> _To be done_: Omit images. Retype all entries verbatim.

> _Information supplied_:
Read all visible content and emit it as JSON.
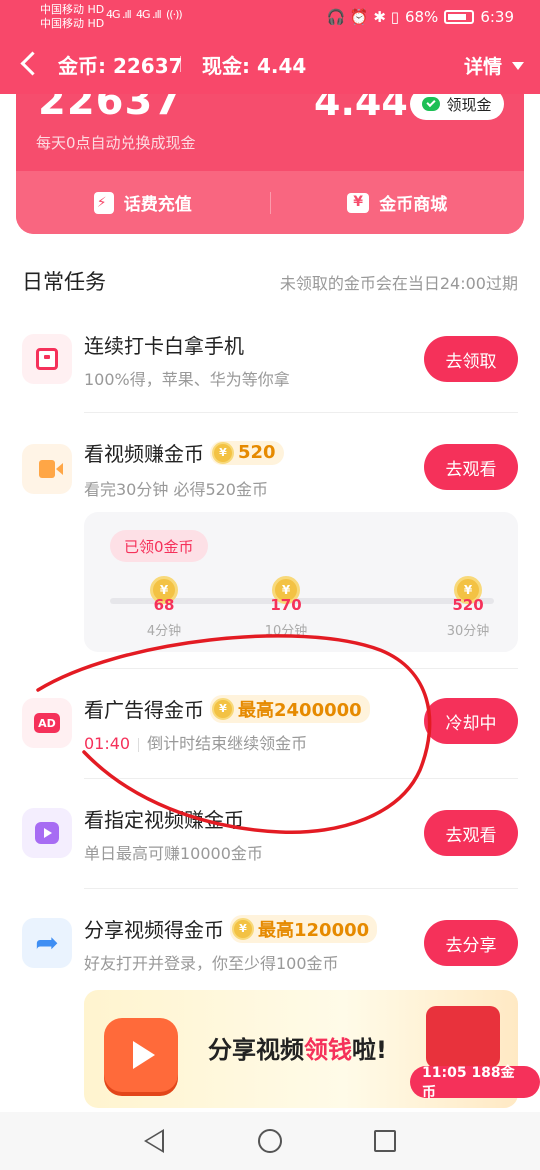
{
  "status_bar": {
    "carrier_1": "中国移动 HD",
    "carrier_2": "中国移动 HD",
    "signal_1": "4G .ıll",
    "signal_2": "4G .ıll",
    "wifi": "((·))",
    "icons": "🎧 ⏰ ✱ ▯",
    "battery": "68%",
    "time": "6:39"
  },
  "header": {
    "coins_label": "金币: 22637",
    "cash_label": "现金: 4.44",
    "detail_label": "详情"
  },
  "top_card": {
    "coins_value": "22637",
    "cash_value": "4.44",
    "withdraw_label": "领现金",
    "auto_exchange_note": "每天0点自动兑换成现金",
    "actions": [
      "话费充值",
      "金币商城"
    ]
  },
  "daily_tasks": {
    "title": "日常任务",
    "note": "未领取的金币会在当日24:00过期",
    "tasks": [
      {
        "title": "连续打卡白拿手机",
        "subtitle": "100%得，苹果、华为等你拿",
        "button": "去领取"
      },
      {
        "title": "看视频赚金币",
        "reward": "520",
        "subtitle": "看完30分钟 必得520金币",
        "button": "去观看",
        "progress": {
          "claimed_label": "已领0金币",
          "milestones": [
            {
              "value": "68",
              "label": "4分钟"
            },
            {
              "value": "170",
              "label": "10分钟"
            },
            {
              "value": "520",
              "label": "30分钟"
            }
          ]
        }
      },
      {
        "title": "看广告得金币",
        "reward": "最高2400000",
        "countdown": "01:40",
        "subtitle": "倒计时结束继续领金币",
        "button": "冷却中"
      },
      {
        "title": "看指定视频赚金币",
        "subtitle": "单日最高可赚10000金币",
        "button": "去观看"
      },
      {
        "title": "分享视频得金币",
        "reward": "最高120000",
        "subtitle": "好友打开并登录，你至少得100金币",
        "button": "去分享"
      }
    ]
  },
  "banner": {
    "text_prefix": "分享视频",
    "text_accent": "领钱",
    "text_suffix": "啦!",
    "timer_label": "11:05 188金币"
  },
  "coin_symbol": "¥",
  "colors": {
    "primary": "#f8486a",
    "button": "#f5315a",
    "coin": "#f3c244"
  }
}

> _In response_:
Read all visible content and emit it as JSON.
{
  "status_bar": {
    "carrier_1": "中国移动 HD",
    "carrier_2": "中国移动 HD",
    "signal_1": "4G .ıll",
    "signal_2": "4G .ıll",
    "wifi": "((·))",
    "icons": "🎧 ⏰ ✱ ▯",
    "battery": "68%",
    "time": "6:39"
  },
  "header": {
    "coins_label": "金币: 22637",
    "cash_label": "现金: 4.44",
    "detail_label": "详情"
  },
  "top_card": {
    "coins_value": "22637",
    "cash_value": "4.44",
    "withdraw_label": "领现金",
    "auto_exchange_note": "每天0点自动兑换成现金",
    "actions": [
      "话费充值",
      "金币商城"
    ]
  },
  "daily_tasks": {
    "title": "日常任务",
    "note": "未领取的金币会在当日24:00过期",
    "tasks": [
      {
        "title": "连续打卡白拿手机",
        "subtitle": "100%得，苹果、华为等你拿",
        "button": "去领取"
      },
      {
        "title": "看视频赚金币",
        "reward": "520",
        "subtitle": "看完30分钟 必得520金币",
        "button": "去观看",
        "progress": {
          "claimed_label": "已领0金币",
          "milestones": [
            {
              "value": "68",
              "label": "4分钟"
            },
            {
              "value": "170",
              "label": "10分钟"
            },
            {
              "value": "520",
              "label": "30分钟"
            }
          ]
        }
      },
      {
        "title": "看广告得金币",
        "reward": "最高2400000",
        "countdown": "01:40",
        "subtitle": "倒计时结束继续领金币",
        "button": "冷却中"
      },
      {
        "title": "看指定视频赚金币",
        "subtitle": "单日最高可赚10000金币",
        "button": "去观看"
      },
      {
        "title": "分享视频得金币",
        "reward": "最高120000",
        "subtitle": "好友打开并登录，你至少得100金币",
        "button": "去分享"
      }
    ]
  },
  "banner": {
    "text_prefix": "分享视频",
    "text_accent": "领钱",
    "text_suffix": "啦!",
    "timer_label": "11:05 188金币"
  },
  "coin_symbol": "¥",
  "colors": {
    "primary": "#f8486a",
    "button": "#f5315a",
    "coin": "#f3c244"
  }
}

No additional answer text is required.